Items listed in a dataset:
-----

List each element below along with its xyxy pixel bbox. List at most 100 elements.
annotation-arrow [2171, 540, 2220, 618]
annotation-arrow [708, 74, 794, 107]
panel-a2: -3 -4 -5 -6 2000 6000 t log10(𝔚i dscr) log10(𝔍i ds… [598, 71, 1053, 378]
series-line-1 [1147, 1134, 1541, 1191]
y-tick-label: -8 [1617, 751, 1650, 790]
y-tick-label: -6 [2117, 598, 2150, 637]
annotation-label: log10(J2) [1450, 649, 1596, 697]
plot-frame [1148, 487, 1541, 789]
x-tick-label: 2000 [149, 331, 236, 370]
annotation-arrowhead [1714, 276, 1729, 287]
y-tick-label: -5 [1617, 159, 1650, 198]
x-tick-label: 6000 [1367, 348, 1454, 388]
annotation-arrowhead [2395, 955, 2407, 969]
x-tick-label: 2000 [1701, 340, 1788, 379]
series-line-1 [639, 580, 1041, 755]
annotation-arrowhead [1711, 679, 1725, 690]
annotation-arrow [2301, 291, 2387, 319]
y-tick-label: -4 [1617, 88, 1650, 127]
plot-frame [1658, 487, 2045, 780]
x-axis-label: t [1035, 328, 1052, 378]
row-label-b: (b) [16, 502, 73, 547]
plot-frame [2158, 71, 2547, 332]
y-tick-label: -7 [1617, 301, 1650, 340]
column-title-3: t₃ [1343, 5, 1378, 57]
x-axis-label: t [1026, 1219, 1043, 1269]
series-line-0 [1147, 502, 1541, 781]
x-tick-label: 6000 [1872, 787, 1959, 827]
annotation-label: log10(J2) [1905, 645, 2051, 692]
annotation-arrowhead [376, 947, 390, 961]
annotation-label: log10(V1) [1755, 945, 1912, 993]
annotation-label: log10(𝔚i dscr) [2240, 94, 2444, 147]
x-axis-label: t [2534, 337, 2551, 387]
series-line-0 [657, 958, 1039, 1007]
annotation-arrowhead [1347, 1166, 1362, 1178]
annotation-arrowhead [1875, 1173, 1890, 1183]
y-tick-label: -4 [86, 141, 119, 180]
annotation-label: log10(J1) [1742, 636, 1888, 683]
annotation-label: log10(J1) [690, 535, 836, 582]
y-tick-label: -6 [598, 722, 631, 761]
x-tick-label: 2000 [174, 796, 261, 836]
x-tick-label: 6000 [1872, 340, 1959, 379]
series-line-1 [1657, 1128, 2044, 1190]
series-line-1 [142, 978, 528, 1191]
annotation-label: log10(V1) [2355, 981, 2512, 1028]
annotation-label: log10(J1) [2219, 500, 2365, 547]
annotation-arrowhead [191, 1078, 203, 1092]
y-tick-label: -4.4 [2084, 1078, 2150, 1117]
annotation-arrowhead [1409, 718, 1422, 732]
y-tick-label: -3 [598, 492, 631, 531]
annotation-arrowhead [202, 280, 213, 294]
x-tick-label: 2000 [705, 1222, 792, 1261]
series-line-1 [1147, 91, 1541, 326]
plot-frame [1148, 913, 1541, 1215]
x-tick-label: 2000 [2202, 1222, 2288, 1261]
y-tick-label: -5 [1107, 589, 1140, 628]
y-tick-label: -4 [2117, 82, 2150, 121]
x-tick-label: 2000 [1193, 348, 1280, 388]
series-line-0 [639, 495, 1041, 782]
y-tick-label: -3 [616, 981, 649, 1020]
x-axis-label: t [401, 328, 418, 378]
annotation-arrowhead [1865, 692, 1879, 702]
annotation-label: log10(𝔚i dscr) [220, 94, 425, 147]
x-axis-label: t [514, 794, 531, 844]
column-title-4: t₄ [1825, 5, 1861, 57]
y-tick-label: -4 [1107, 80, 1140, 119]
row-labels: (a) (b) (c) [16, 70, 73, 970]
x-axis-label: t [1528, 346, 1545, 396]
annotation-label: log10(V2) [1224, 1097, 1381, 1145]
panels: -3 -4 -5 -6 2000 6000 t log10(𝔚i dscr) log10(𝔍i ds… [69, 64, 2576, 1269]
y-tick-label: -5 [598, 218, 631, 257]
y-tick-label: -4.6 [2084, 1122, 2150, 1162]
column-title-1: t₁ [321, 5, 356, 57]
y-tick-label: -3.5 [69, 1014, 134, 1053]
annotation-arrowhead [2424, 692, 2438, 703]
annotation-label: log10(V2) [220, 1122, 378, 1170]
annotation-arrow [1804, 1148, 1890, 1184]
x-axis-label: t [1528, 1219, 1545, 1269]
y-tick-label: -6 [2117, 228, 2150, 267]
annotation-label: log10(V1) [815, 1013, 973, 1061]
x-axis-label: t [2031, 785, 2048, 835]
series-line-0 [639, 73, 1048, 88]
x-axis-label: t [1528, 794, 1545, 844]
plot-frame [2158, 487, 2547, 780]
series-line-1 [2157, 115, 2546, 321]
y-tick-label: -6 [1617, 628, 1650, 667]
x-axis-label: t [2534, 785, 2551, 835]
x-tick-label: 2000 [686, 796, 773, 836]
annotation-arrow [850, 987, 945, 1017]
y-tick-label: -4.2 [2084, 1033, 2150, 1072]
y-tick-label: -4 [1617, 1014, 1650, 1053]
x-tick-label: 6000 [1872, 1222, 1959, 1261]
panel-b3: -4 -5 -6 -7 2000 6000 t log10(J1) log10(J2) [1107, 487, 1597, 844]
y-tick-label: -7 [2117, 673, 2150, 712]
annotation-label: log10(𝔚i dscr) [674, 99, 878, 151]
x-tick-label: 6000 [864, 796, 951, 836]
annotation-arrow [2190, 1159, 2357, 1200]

-----

# Description of the task
Render the stretch from the first of the lines above through the line containing "annotation-label: log10(J2) [1450, 649, 1596, 697]" as a numbered list, leaving out any blank lines.

# Answer to the task
1. List each element below along with its xyxy pixel bbox. List at most 100 elements.
2. annotation-arrow [2171, 540, 2220, 618]
3. annotation-arrow [708, 74, 794, 107]
4. panel-a2: -3 -4 -5 -6 2000 6000 t log10(𝔚i dscr) log10(𝔍i ds… [598, 71, 1053, 378]
5. series-line-1 [1147, 1134, 1541, 1191]
6. y-tick-label: -8 [1617, 751, 1650, 790]
7. y-tick-label: -6 [2117, 598, 2150, 637]
8. annotation-label: log10(J2) [1450, 649, 1596, 697]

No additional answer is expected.